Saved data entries
== == ==
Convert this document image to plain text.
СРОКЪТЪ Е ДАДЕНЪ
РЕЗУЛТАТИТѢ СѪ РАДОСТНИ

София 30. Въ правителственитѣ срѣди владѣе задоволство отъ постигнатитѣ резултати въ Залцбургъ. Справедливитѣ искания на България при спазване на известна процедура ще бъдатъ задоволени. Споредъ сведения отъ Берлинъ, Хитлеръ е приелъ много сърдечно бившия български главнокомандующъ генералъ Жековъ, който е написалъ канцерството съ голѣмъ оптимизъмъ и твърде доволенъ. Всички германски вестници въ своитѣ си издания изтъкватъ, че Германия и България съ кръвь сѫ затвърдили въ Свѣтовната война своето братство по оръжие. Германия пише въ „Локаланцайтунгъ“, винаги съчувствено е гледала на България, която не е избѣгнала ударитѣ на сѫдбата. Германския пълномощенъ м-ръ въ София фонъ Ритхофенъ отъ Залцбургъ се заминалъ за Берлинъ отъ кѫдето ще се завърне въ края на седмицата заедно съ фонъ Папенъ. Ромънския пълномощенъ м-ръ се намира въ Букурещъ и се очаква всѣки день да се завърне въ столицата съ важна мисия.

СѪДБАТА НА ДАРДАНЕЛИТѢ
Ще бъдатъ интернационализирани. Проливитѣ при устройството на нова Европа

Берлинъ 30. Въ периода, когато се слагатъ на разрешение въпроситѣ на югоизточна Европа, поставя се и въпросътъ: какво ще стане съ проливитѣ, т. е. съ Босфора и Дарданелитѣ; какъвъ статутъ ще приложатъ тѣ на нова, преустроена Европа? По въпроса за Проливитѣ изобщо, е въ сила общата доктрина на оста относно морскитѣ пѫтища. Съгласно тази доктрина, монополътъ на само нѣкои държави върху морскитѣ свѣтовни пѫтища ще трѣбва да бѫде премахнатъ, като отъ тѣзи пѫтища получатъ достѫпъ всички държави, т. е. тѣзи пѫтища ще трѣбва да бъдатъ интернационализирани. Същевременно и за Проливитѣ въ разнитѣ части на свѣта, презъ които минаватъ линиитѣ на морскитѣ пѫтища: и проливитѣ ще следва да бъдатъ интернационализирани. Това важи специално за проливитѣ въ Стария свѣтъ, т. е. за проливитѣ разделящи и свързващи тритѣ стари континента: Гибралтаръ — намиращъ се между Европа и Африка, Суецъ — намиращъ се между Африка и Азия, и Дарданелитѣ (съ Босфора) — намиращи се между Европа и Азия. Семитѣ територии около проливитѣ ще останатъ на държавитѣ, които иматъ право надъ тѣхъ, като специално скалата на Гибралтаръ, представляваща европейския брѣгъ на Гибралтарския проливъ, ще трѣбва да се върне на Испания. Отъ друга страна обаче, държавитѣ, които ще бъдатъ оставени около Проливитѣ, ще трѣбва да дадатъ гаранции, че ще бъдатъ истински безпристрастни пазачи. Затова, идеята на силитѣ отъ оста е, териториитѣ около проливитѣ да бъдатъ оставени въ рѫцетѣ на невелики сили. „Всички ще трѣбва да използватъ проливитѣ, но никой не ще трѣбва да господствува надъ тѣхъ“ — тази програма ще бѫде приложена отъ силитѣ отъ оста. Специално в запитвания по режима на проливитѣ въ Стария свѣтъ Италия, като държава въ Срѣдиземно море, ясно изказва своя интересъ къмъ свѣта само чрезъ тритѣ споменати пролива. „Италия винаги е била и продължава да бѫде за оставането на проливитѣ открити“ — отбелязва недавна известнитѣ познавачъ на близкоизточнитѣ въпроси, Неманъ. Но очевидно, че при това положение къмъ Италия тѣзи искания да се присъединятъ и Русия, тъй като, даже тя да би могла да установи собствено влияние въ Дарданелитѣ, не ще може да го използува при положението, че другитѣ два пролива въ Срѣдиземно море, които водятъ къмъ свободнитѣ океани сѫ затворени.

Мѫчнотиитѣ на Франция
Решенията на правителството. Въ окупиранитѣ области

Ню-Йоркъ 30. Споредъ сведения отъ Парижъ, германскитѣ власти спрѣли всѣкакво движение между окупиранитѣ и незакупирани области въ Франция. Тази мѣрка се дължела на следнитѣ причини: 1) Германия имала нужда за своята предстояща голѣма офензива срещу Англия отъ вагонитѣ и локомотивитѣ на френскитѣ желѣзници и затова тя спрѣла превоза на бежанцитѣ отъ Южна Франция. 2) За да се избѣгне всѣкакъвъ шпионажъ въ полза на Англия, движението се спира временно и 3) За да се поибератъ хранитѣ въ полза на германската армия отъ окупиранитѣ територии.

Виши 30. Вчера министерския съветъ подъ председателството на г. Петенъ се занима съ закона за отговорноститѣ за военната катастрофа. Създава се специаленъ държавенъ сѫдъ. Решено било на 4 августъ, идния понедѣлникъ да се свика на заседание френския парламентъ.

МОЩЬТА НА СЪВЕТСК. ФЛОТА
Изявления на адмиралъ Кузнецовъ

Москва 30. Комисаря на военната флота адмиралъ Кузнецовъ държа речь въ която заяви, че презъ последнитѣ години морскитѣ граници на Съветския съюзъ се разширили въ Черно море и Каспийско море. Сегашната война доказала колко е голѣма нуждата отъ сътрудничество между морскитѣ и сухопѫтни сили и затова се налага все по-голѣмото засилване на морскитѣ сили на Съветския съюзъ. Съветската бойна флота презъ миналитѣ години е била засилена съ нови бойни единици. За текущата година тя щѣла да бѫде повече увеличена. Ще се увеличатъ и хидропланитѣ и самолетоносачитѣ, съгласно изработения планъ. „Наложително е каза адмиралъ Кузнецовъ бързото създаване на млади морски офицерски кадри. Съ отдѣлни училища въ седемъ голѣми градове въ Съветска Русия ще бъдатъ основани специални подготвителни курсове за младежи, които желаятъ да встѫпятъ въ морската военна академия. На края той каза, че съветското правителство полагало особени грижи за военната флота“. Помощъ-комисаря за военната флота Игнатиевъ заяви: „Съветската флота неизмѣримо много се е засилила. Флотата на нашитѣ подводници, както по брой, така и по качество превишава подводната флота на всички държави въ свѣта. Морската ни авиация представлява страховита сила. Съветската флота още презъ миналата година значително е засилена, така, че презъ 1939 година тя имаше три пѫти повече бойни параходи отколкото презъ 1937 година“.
== == ==
All of the entries must be quoted exactly; please include each one.

Convert this document image to plain text.
СРОКЪТЪ Е ДАДЕНЪ
РЕЗУЛТАТИТѢ СѪ РАДОСТНИ

София 30. Въ правителственитѣ срѣди владѣе задоволство отъ постигнатитѣ резултати въ Залцбургъ. Справедливитѣ искания на България при спазване на известна процедура ще бъдатъ задоволени. Споредъ сведения отъ Берлинъ, Хитлеръ е приелъ много сърдечно бившия български главнокомандующъ генералъ Жековъ, който е написалъ канцерството съ голѣмъ оптимизъмъ и твърде доволенъ. Всички германски вестници въ своитѣ си издания изтъкватъ, че Германия и България съ кръвь сѫ затвърдили въ Свѣтовната война своето братство по оръжие. Германия пише въ „Локаланцайтунгъ“, винаги съчувствено е гледала на България, която не е избѣгнала ударитѣ на сѫдбата. Германския пълномощенъ м-ръ въ София фонъ Ритхофенъ отъ Залцбургъ се заминалъ за Берлинъ отъ кѫдето ще се завърне въ края на седмицата заедно съ фонъ Папенъ. Ромънския пълномощенъ м-ръ се намира въ Букурещъ и се очаква всѣки день да се завърне въ столицата съ важна мисия.

СѪДБАТА НА ДАРДАНЕЛИТѢ
Ще бъдатъ интернационализирани. Проливитѣ при устройството на нова Европа

Берлинъ 30. Въ периода, когато се слагатъ на разрешение въпроситѣ на югоизточна Европа, поставя се и въпросътъ: какво ще стане съ проливитѣ, т. е. съ Босфора и Дарданелитѣ; какъвъ статутъ ще приложатъ тѣ на нова, преустроена Европа? По въпроса за Проливитѣ изобщо, е въ сила общата доктрина на оста относно морскитѣ пѫтища. Съгласно тази доктрина, монополътъ на само нѣкои държави върху морскитѣ свѣтовни пѫтища ще трѣбва да бѫде премахнатъ, като отъ тѣзи пѫтища получатъ достѫпъ всички държави, т. е. тѣзи пѫтища ще трѣбва да бъдатъ интернационализирани. Същевременно и за Проливитѣ въ разнитѣ части на свѣта, презъ които минаватъ линиитѣ на морскитѣ пѫтища: и проливитѣ ще следва да бъдатъ интернационализирани. Това важи специално за проливитѣ въ Стария свѣтъ, т. е. за проливитѣ разделящи и свързващи тритѣ стари континента: Гибралтаръ — намиращъ се между Европа и Африка, Суецъ — намиращъ се между Африка и Азия, и Дарданелитѣ (съ Босфора) — намиращи се между Европа и Азия. Семитѣ територии около проливитѣ ще останатъ на държавитѣ, които иматъ право надъ тѣхъ, като специално скалата на Гибралтаръ, представляваща европейския брѣгъ на Гибралтарския проливъ, ще трѣбва да се върне на Испания. Отъ друга страна обаче, държавитѣ, които ще бъдатъ оставени около Проливитѣ, ще трѣбва да дадатъ гаранции, че ще бъдатъ истински безпристрастни пазачи. Затова, идеята на силитѣ отъ оста е, териториитѣ около проливитѣ да бъдатъ оставени въ рѫцетѣ на невелики сили. „Всички ще трѣбва да използватъ проливитѣ, но никой не ще трѣбва да господствува надъ тѣхъ“ — тази програма ще бѫде приложена отъ силитѣ отъ оста. Специално в запитвания по режима на проливитѣ въ Стария свѣтъ Италия, като държава въ Срѣдиземно море, ясно изказва своя интересъ къмъ свѣта само чрезъ тритѣ споменати пролива. „Италия винаги е била и продължава да бѫде за оставането на проливитѣ открити“ — отбелязва недавна известнитѣ познавачъ на близкоизточнитѣ въпроси, Неманъ. Но очевидно, че при това положение къмъ Италия тѣзи искания да се присъединятъ и Русия, тъй като, даже тя да би могла да установи собствено влияние въ Дарданелитѣ, не ще може да го използува при положението, че другитѣ два пролива въ Срѣдиземно море, които водятъ къмъ свободнитѣ океани сѫ затворени.

Мѫчнотиитѣ на Франция
Решенията на правителството. Въ окупиранитѣ области

Ню-Йоркъ 30. Споредъ сведения отъ Парижъ, германскитѣ власти спрѣли всѣкакво движение между окупиранитѣ и незакупирани области въ Франция. Тази мѣрка се дължела на следнитѣ причини: 1) Германия имала нужда за своята предстояща голѣма офензива срещу Англия отъ вагонитѣ и локомотивитѣ на френскитѣ желѣзници и затова тя спрѣла превоза на бежанцитѣ отъ Южна Франция. 2) За да се избѣгне всѣкакъвъ шпионажъ въ полза на Англия, движението се спира временно и 3) За да се поибератъ хранитѣ въ полза на германската армия отъ окупиранитѣ територии.

Виши 30. Вчера министерския съветъ подъ председателството на г. Петенъ се занима съ закона за отговорноститѣ за военната катастрофа. Създава се специаленъ държавенъ сѫдъ. Решено било на 4 августъ, идния понедѣлникъ да се свика на заседание френския парламентъ.

МОЩЬТА НА СЪВЕТСК. ФЛОТА
Изявления на адмиралъ Кузнецовъ

Москва 30. Комисаря на военната флота адмиралъ Кузнецовъ държа речь въ която заяви, че презъ последнитѣ години морскитѣ граници на Съветския съюзъ се разширили въ Черно море и Каспийско море. Сегашната война доказала колко е голѣма нуждата отъ сътрудничество между морскитѣ и сухопѫтни сили и затова се налага все по-голѣмото засилване на морскитѣ сили на Съветския съюзъ. Съветската бойна флота презъ миналитѣ години е била засилена съ нови бойни единици. За текущата година тя щѣла да бѫде повече увеличена. Ще се увеличатъ и хидропланитѣ и самолетоносачитѣ, съгласно изработения планъ. „Наложително е каза адмиралъ Кузнецовъ бързото създаване на млади морски офицерски кадри. Съ отдѣлни училища въ седемъ голѣми градове въ Съветска Русия ще бъдатъ основани специални подготвителни курсове за младежи, които желаятъ да встѫпятъ въ морската военна академия. На края той каза, че съветското правителство полагало особени грижи за военната флота“. Помощъ-комисаря за военната флота Игнатиевъ заяви: „Съветската флота неизмѣримо много се е засилила. Флотата на нашитѣ подводници, както по брой, така и по качество превишава подводната флота на всички държави въ свѣта. Морската ни авиация представлява страховита сила. Съветската флота още презъ миналата година значително е засилена, така, че презъ 1939 година тя имаше три пѫти повече бойни параходи отколкото презъ 1937 година“.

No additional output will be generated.